**Exercise requirements:** Only the pictures are omitted; repeat all other data exactly.

Recorded data:
——
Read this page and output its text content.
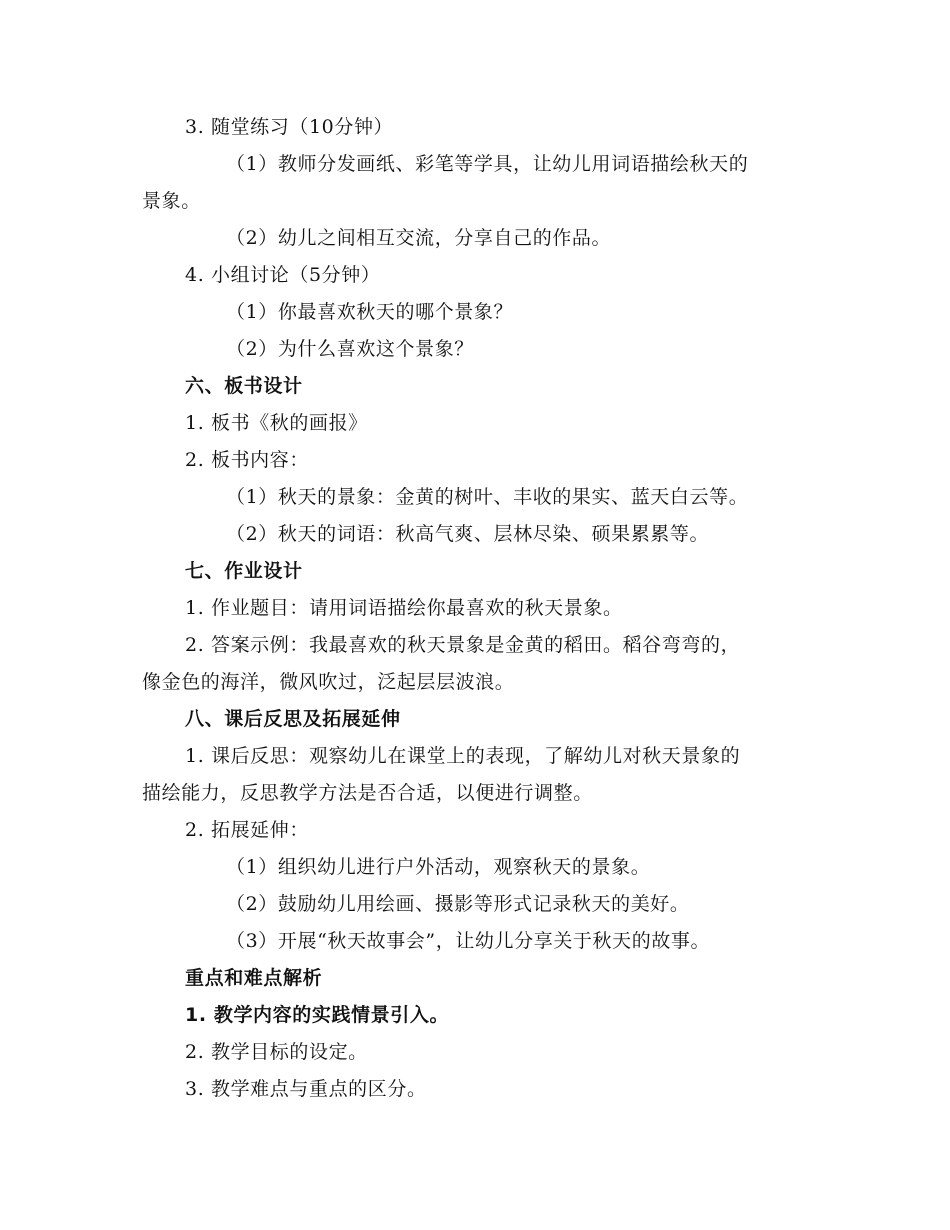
3. 随堂练习（10分钟）
（1）教师分发画纸、彩笔等学具，让幼儿用词语描绘秋天的
景象。
（2）幼儿之间相互交流，分享自己的作品。
4. 小组讨论（5分钟）
（1）你最喜欢秋天的哪个景象？
（2）为什么喜欢这个景象？
六、板书设计
1. 板书《秋的画报》
2. 板书内容：
（1）秋天的景象：金黄的树叶、丰收的果实、蓝天白云等。
（2）秋天的词语：秋高气爽、层林尽染、硕果累累等。
七、作业设计
1. 作业题目：请用词语描绘你最喜欢的秋天景象。
2. 答案示例：我最喜欢的秋天景象是金黄的稻田。稻谷弯弯的，
像金色的海洋，微风吹过，泛起层层波浪。
八、课后反思及拓展延伸
1. 课后反思：观察幼儿在课堂上的表现，了解幼儿对秋天景象的
描绘能力，反思教学方法是否合适，以便进行调整。
2. 拓展延伸：
（1）组织幼儿进行户外活动，观察秋天的景象。
（2）鼓励幼儿用绘画、摄影等形式记录秋天的美好。
（3）开展“秋天故事会”，让幼儿分享关于秋天的故事。
重点和难点解析
1. 教学内容的实践情景引入。
2. 教学目标的设定。
3. 教学难点与重点的区分。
——
**Result below:**
Read this page and output its text content.
3. 随堂练习（10分钟）
（1）教师分发画纸、彩笔等学具，让幼儿用词语描绘秋天的
景象。
（2）幼儿之间相互交流，分享自己的作品。
4. 小组讨论（5分钟）
（1）你最喜欢秋天的哪个景象？
（2）为什么喜欢这个景象？
六、板书设计
1. 板书《秋的画报》
2. 板书内容：
（1）秋天的景象：金黄的树叶、丰收的果实、蓝天白云等。
（2）秋天的词语：秋高气爽、层林尽染、硕果累累等。
七、作业设计
1. 作业题目：请用词语描绘你最喜欢的秋天景象。
2. 答案示例：我最喜欢的秋天景象是金黄的稻田。稻谷弯弯的，
像金色的海洋，微风吹过，泛起层层波浪。
八、课后反思及拓展延伸
1. 课后反思：观察幼儿在课堂上的表现，了解幼儿对秋天景象的
描绘能力，反思教学方法是否合适，以便进行调整。
2. 拓展延伸：
（1）组织幼儿进行户外活动，观察秋天的景象。
（2）鼓励幼儿用绘画、摄影等形式记录秋天的美好。
（3）开展“秋天故事会”，让幼儿分享关于秋天的故事。
重点和难点解析
1. 教学内容的实践情景引入。
2. 教学目标的设定。
3. 教学难点与重点的区分。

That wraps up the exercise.